◆ **GIVEN TASK A**: In the spatial layout entries below, copy out verbatim every line from the one containing "grid-row[interactable]: TCP 动态端口 5419" through the one containing "title-bar: TCP/IP 属性 ? ✕ xyxy=(1,1,407,27)", both included.

◆ **TEXT SECTION**:

[Rdo-list] rdopkg overview

Mon Feb 2 16:15:56 UTC 2015

On Fri, 2015-01-30 at 14:52 +0100, Jakub Ruzicka wrote:
> Very nice overview Steve, thanks for writing this down!
> 
> My random thoughts on the matter inline.
> 
> On 29.1.2015 22:48, Steve Linabery wrote:
> > I have been struggling with the amount of information to convey and what level of detail to include. Since I can't seem to get it perfect to my own satisfaction, here is the imperfect (and long, sorry) version to begin discussion.
> > 
> > This is an overview of where things stand (rdopkg CI 'v0.1').
> 
> For some time, I'm wondering if we should really call it rdopkg CI since
> it's not really tied to rdopkg but to RDO. You can use most of rdopkg on
> any distgit. I reckon we should simply call it RDO CI to avoid
> confusion. I for one don't underestimate the impact of naming stuff ;)
> 
> > Terminology:
> > 'Release' refers to an OpenStack release (e.g. havana,icehouse,juno)
> > 'Dist' refers to a distro supported by RDO (e.g. fedora-20, epel-6, epel-7)
> > 'phase1' is the initial smoketest for an update submitted via `rdopkg update`
> > 'phase2' is a full-provision test for accumulated updates that have passed phase1
> > 'snapshot' means an OpenStack snapshot of a running instance, i.e. a disk image created from a running OS instance.
> > 
> > The very broad strokes:
> > -----------------------
> > 
> > rdopkg ci is triggered when a packager uses `rdopkg update`.

◆ **Spatial layout entries**:
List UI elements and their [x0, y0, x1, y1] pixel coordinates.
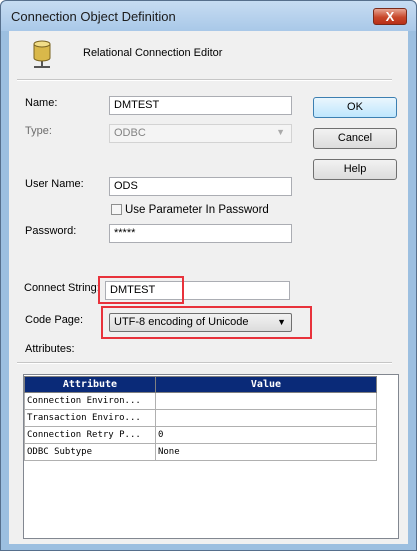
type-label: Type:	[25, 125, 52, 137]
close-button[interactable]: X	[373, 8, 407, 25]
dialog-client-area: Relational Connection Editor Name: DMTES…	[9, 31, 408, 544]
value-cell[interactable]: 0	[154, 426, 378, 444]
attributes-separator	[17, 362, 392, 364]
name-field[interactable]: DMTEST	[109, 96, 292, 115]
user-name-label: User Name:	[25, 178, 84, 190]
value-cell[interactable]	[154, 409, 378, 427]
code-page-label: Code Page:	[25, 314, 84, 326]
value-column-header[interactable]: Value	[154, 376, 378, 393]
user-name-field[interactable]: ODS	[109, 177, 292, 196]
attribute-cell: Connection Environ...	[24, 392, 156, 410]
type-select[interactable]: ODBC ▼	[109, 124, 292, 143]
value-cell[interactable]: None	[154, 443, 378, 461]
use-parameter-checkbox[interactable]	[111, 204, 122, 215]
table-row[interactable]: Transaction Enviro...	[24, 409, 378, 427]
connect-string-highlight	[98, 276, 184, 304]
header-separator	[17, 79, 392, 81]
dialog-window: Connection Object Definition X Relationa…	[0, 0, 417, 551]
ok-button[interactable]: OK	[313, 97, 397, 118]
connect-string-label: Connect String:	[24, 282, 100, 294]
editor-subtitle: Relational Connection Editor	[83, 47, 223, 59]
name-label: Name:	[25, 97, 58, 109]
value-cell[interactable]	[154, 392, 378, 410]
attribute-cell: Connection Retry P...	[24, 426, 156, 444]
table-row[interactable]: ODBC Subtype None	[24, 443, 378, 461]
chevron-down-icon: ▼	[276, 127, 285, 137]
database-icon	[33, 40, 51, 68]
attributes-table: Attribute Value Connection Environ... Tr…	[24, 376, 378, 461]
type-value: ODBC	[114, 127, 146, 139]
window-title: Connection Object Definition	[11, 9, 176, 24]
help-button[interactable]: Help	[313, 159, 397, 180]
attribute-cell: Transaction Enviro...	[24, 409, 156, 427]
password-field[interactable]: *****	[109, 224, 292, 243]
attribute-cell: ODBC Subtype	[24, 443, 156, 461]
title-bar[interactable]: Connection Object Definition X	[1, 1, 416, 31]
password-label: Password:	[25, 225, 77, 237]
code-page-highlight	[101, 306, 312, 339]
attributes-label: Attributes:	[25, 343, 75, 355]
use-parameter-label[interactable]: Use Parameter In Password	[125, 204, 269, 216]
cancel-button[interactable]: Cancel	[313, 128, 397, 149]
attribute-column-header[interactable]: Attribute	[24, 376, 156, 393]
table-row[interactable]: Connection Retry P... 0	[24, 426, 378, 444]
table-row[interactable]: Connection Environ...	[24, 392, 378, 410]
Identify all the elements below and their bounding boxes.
...
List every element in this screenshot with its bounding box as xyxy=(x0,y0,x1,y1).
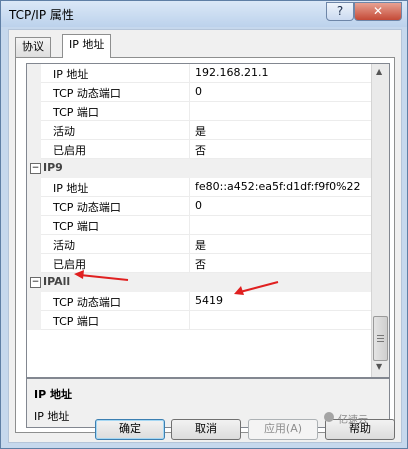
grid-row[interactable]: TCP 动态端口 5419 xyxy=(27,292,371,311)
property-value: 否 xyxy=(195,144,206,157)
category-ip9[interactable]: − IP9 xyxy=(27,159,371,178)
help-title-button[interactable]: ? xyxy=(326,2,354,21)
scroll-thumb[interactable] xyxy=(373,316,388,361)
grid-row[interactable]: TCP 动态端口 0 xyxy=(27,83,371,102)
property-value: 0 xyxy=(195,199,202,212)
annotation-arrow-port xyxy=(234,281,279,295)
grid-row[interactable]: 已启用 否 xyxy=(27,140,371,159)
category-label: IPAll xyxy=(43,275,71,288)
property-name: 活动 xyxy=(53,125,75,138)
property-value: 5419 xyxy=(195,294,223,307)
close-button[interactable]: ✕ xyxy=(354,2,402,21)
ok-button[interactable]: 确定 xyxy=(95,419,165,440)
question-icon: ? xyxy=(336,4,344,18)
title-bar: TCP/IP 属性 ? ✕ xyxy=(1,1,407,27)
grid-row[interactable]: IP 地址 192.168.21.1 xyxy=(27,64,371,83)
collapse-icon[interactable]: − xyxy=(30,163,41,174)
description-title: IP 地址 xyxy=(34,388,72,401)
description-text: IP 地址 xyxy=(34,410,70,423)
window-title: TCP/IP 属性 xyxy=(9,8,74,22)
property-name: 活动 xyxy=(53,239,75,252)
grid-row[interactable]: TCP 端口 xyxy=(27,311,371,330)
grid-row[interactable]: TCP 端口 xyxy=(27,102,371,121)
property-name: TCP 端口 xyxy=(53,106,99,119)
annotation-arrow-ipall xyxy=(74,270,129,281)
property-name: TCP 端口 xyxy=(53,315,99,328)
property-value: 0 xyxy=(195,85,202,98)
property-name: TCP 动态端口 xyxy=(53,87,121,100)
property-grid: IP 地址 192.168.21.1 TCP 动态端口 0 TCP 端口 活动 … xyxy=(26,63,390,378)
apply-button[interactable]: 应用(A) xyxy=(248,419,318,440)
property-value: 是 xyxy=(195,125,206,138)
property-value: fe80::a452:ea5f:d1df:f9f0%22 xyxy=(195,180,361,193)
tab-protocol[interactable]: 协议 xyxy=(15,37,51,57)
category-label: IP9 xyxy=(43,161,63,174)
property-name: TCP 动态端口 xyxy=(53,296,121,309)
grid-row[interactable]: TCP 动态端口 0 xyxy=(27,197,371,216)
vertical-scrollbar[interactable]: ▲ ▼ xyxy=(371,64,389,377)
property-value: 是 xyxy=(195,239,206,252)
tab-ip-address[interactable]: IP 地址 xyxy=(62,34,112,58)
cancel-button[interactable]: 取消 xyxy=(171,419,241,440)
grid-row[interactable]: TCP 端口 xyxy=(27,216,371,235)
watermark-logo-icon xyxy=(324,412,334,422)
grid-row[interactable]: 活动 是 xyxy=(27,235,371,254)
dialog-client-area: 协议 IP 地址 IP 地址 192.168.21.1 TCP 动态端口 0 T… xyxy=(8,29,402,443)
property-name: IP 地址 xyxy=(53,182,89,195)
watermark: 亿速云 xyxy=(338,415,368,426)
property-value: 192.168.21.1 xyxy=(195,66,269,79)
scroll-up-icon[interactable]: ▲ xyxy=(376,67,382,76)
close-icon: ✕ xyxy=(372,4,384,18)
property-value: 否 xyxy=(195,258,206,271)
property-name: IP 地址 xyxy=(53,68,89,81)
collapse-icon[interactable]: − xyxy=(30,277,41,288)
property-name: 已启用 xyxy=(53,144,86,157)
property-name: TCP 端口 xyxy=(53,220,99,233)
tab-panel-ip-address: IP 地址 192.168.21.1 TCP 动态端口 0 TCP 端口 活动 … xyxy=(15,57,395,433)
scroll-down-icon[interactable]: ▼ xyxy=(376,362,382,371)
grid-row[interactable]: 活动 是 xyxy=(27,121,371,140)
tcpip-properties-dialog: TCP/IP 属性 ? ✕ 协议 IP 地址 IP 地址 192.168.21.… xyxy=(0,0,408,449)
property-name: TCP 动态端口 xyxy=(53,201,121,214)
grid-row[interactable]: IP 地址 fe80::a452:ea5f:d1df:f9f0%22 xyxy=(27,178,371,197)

◆ **GIVEN TASK B**: According to the terminology in the rdopkg overview, what is 'phase1'?

◆ **ANSWER A**:
grid-row[interactable]: TCP 动态端口 5419 xyxy=(27,292,371,311)
property-value: 否 xyxy=(195,144,206,157)
category-ip9[interactable]: − IP9 xyxy=(27,159,371,178)
help-title-button[interactable]: ? xyxy=(326,2,354,21)
scroll-thumb[interactable] xyxy=(373,316,388,361)
grid-row[interactable]: TCP 动态端口 0 xyxy=(27,83,371,102)
property-value: 0 xyxy=(195,199,202,212)
annotation-arrow-port xyxy=(234,281,279,295)
grid-row[interactable]: 已启用 否 xyxy=(27,140,371,159)
category-label: IPAll xyxy=(43,275,71,288)
property-name: 活动 xyxy=(53,125,75,138)
property-value: 5419 xyxy=(195,294,223,307)
close-button[interactable]: ✕ xyxy=(354,2,402,21)
ok-button[interactable]: 确定 xyxy=(95,419,165,440)
question-icon: ? xyxy=(336,4,344,18)
title-bar: TCP/IP 属性 ? ✕ xyxy=(1,1,407,27)

◆ **ANSWER B**: The initial smoketest for an update submitted via `rdopkg update`.